## start Supplied material
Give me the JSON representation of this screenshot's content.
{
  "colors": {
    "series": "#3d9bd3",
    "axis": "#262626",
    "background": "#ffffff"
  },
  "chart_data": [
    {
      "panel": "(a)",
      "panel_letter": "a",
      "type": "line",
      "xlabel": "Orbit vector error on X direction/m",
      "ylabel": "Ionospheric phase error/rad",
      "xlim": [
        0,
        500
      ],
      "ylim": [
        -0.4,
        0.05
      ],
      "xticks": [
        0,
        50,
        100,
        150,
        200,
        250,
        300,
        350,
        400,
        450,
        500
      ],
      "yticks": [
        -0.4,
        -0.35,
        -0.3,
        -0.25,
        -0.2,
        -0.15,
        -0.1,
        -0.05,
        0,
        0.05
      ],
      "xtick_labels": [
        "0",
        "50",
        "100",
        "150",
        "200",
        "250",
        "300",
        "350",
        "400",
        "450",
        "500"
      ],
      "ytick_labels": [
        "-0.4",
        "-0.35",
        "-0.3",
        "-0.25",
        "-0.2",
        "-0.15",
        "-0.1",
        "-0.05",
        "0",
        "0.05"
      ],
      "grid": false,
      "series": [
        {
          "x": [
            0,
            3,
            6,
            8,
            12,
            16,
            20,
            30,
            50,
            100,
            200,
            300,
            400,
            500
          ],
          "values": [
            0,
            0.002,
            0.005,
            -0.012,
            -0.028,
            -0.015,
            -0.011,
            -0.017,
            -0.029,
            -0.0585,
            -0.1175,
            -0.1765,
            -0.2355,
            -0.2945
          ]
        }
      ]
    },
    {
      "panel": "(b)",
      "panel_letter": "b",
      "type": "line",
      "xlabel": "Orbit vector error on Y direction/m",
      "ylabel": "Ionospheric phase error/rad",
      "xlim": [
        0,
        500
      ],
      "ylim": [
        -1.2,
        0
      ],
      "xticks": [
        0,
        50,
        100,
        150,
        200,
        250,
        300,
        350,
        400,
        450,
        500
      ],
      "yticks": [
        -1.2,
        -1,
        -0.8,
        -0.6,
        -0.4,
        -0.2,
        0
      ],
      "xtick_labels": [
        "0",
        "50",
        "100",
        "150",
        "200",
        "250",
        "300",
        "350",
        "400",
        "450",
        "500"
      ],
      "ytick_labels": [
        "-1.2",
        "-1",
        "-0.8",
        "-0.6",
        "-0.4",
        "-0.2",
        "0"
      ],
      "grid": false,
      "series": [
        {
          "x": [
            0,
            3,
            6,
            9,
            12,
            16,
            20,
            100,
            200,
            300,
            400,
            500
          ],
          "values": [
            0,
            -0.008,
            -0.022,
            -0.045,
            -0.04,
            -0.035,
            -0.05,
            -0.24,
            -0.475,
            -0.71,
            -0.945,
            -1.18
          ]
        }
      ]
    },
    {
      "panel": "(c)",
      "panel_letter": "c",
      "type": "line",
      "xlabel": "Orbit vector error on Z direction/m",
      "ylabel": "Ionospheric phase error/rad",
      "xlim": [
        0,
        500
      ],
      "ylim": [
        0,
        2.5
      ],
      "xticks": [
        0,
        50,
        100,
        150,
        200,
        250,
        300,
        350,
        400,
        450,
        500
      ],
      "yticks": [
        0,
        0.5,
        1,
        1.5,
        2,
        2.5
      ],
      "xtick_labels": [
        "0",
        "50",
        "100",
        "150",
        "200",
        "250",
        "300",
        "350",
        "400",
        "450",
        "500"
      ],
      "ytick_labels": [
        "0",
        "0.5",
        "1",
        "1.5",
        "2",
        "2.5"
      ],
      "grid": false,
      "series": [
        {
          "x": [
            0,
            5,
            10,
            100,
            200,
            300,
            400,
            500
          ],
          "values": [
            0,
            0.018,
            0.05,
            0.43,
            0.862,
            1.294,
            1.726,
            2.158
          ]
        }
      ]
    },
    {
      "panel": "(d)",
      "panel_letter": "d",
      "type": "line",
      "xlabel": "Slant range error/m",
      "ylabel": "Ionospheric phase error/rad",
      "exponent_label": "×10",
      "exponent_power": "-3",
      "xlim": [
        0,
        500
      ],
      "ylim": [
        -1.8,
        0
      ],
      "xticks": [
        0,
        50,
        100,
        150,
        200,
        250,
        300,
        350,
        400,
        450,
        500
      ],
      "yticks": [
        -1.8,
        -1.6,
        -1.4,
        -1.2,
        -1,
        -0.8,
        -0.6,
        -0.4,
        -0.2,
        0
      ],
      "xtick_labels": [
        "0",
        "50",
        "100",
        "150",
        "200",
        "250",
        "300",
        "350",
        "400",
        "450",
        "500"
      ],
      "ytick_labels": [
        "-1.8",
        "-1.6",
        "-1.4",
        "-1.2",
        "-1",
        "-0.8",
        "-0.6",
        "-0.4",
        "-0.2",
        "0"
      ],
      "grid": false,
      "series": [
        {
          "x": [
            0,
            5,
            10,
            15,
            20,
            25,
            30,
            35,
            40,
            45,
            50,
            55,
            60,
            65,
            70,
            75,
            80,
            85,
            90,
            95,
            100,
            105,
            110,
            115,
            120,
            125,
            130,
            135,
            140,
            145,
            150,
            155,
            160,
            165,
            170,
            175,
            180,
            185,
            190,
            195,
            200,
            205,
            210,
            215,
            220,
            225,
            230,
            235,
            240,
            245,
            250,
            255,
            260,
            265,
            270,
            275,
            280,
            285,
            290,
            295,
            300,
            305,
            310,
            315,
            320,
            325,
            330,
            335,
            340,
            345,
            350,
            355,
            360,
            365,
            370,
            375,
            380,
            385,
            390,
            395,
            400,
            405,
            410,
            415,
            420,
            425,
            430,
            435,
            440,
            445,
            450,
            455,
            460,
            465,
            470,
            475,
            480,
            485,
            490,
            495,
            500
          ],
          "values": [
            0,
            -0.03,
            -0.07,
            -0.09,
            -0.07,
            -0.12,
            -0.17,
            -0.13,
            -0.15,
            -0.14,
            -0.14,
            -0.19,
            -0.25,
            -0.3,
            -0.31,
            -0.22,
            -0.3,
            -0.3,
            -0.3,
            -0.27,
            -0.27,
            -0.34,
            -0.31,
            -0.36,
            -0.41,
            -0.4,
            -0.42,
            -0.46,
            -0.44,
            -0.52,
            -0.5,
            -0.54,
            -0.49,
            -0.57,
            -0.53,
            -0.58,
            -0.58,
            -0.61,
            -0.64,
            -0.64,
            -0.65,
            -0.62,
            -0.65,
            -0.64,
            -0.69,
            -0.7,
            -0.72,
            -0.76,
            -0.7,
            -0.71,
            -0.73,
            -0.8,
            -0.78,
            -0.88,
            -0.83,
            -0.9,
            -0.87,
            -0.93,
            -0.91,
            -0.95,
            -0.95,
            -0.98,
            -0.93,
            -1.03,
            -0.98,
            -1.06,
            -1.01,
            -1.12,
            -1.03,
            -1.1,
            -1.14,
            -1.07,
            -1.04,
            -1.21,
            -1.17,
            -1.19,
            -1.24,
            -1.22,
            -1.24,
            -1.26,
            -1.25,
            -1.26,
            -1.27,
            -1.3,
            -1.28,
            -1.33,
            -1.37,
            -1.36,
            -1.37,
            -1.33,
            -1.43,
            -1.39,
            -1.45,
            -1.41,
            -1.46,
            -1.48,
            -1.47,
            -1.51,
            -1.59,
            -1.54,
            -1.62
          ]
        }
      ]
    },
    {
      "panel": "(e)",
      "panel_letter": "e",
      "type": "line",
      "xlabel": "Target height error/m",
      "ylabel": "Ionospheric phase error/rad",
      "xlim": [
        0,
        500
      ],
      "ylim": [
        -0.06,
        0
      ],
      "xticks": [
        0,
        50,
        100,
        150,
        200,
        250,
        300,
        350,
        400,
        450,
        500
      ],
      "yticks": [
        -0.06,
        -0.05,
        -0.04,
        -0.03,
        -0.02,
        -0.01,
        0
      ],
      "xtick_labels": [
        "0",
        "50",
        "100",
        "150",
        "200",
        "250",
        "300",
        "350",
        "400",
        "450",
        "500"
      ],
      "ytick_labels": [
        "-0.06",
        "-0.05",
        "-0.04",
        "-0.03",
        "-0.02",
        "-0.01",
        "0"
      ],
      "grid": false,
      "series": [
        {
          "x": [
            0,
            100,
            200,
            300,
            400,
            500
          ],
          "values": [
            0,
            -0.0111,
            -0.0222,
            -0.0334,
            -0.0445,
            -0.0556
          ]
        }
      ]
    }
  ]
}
## end Supplied material
Given instruction: Go over the data above and copy every line that has the word "vector" in it.

Solution for this exercise:
      "xlabel": "Orbit vector error on X direction/m",
      "xlabel": "Orbit vector error on Y direction/m",
      "xlabel": "Orbit vector error on Z direction/m",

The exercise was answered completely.